Track down every line below that holds "title" and copy it.

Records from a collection
━━━━━━
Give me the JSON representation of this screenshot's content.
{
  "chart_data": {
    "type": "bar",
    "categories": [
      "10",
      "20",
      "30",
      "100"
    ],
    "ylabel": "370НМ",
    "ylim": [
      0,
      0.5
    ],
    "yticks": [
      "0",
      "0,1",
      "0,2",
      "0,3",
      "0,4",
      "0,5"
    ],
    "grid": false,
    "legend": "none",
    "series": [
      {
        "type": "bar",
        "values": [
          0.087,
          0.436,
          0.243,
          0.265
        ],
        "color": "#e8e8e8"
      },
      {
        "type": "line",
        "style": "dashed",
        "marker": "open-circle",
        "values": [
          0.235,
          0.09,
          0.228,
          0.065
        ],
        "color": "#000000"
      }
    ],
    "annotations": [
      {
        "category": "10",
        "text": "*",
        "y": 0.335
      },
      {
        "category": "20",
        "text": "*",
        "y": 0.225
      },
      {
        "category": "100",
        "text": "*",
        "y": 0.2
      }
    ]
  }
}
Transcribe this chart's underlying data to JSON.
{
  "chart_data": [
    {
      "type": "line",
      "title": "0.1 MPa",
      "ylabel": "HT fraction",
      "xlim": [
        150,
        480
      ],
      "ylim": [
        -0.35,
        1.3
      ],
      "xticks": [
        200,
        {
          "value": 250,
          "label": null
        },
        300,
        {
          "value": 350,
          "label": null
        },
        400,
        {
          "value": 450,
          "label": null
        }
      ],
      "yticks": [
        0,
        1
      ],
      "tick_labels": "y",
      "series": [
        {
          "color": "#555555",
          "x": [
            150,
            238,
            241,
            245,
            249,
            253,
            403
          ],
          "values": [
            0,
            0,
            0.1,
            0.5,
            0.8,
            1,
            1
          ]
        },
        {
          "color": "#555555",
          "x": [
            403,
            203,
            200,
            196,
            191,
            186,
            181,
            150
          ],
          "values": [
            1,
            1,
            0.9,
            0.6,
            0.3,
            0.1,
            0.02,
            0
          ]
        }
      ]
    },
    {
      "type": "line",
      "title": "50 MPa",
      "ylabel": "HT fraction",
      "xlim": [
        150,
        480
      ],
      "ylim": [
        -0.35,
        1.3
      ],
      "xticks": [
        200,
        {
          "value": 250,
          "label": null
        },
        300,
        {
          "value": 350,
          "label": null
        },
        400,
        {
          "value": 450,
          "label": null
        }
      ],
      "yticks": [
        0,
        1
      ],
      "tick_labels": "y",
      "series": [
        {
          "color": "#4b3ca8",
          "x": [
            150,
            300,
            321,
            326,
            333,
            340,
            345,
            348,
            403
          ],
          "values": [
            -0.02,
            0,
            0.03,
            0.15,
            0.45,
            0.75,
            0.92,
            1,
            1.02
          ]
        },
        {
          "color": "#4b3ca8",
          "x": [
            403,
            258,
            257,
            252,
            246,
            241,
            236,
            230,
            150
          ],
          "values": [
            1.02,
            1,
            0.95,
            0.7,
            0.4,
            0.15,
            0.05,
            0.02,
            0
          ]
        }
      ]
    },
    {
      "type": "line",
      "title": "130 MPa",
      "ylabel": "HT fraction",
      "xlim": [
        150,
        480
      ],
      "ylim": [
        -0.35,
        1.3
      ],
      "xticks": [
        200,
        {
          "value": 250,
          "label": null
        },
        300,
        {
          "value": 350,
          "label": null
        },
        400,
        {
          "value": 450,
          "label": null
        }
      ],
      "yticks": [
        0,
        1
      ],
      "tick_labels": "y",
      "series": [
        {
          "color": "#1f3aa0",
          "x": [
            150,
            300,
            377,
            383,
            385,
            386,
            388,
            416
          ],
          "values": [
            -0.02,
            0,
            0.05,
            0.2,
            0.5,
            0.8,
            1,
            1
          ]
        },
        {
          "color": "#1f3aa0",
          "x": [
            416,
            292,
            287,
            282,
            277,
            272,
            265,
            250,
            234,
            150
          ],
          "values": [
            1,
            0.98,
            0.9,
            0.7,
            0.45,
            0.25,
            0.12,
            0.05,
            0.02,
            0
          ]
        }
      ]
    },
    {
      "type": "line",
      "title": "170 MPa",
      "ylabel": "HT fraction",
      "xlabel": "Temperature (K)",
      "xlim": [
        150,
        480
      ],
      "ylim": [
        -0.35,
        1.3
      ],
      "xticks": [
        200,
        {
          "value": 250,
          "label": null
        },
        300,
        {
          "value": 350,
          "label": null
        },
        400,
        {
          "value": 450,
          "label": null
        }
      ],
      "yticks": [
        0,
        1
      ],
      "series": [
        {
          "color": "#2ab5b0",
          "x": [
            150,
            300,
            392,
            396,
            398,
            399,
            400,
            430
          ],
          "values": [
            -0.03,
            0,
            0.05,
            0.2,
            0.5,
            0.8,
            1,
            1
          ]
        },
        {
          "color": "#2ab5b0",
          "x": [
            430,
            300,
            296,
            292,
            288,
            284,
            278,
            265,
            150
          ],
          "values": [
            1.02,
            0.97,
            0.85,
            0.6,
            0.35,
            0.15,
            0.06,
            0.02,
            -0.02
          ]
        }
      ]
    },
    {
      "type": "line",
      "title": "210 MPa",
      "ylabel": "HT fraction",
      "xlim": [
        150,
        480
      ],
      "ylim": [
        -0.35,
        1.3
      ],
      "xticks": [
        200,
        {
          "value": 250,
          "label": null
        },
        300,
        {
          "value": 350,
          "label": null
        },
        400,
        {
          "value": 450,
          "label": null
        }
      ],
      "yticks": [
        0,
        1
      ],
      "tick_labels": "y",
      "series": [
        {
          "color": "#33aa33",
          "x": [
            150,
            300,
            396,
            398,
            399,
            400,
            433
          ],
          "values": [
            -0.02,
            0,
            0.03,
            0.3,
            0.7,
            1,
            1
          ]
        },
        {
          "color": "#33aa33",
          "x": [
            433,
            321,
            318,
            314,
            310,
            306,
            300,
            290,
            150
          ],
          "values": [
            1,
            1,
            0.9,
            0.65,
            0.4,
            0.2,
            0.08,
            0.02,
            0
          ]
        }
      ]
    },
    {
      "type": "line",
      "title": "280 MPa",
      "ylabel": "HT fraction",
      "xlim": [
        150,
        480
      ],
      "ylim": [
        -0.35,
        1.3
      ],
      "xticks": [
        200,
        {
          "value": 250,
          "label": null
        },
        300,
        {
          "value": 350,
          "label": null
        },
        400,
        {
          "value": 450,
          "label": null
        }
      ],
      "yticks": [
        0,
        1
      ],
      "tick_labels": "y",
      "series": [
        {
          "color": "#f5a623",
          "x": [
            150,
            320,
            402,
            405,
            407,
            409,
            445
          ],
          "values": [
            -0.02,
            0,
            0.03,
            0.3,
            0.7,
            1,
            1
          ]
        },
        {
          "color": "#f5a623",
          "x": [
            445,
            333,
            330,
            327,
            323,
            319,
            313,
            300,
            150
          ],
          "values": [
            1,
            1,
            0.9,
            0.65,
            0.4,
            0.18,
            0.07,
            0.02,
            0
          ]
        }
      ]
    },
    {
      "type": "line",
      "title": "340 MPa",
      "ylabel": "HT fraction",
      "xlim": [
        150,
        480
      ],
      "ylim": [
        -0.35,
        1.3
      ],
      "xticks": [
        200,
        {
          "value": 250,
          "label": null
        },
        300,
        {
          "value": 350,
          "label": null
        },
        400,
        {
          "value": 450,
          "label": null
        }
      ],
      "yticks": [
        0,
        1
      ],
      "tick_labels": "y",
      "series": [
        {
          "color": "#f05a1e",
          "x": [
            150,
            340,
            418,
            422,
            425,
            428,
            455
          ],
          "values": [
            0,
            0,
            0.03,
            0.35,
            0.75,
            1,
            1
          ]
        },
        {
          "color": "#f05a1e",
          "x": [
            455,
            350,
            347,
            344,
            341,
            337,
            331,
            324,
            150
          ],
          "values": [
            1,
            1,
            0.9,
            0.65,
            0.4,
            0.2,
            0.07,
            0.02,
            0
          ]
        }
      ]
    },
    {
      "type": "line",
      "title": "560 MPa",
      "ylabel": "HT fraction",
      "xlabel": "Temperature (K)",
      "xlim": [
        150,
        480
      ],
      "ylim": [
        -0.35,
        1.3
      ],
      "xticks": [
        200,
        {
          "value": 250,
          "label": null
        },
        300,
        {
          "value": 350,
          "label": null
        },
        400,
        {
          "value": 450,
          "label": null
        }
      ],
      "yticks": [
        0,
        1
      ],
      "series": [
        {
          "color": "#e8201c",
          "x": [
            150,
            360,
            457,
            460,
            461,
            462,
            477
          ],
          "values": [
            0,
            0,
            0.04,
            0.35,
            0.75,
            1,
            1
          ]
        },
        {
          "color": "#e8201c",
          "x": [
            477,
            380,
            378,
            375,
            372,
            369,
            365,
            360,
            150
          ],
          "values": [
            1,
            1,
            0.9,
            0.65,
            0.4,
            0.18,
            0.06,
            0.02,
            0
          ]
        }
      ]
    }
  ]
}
━━━━━━
**CORRECT OUTPUT:**
      "title": "0.1 MPa",
      "title": "50 MPa",
      "title": "130 MPa",
      "title": "170 MPa",
      "title": "210 MPa",
      "title": "280 MPa",
      "title": "340 MPa",
      "title": "560 MPa",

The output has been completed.